— start Extracted records —
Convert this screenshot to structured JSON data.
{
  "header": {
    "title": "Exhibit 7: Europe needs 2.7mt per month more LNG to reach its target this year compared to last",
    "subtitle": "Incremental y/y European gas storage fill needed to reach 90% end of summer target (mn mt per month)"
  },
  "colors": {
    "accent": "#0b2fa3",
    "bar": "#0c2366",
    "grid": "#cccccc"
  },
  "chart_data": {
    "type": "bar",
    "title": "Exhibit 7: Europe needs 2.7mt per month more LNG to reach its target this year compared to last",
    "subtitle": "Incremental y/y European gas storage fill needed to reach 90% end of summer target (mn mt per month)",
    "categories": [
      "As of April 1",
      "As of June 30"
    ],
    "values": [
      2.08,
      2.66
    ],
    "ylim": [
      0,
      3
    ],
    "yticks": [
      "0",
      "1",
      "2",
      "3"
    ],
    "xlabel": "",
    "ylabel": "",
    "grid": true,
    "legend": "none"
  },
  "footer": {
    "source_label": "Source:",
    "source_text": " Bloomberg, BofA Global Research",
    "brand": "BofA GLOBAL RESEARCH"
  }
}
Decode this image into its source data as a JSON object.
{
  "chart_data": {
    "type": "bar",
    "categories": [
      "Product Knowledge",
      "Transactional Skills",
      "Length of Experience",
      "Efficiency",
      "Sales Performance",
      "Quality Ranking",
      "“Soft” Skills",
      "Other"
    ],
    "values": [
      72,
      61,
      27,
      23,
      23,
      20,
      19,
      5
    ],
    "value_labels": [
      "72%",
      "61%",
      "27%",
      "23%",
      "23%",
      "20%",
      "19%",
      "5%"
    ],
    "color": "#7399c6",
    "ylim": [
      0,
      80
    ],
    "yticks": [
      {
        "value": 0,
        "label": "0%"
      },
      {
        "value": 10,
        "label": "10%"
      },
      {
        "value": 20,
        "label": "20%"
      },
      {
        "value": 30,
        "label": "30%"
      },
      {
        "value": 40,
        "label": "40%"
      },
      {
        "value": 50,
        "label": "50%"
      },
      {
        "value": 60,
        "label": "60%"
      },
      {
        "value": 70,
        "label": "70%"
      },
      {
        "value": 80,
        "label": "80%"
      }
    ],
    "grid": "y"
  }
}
— end Extracted records —
> **Task to carry out**
Only the number is wanted: how many lines of these entries contain the string "Incremental"?

> **Answer to this problem**
2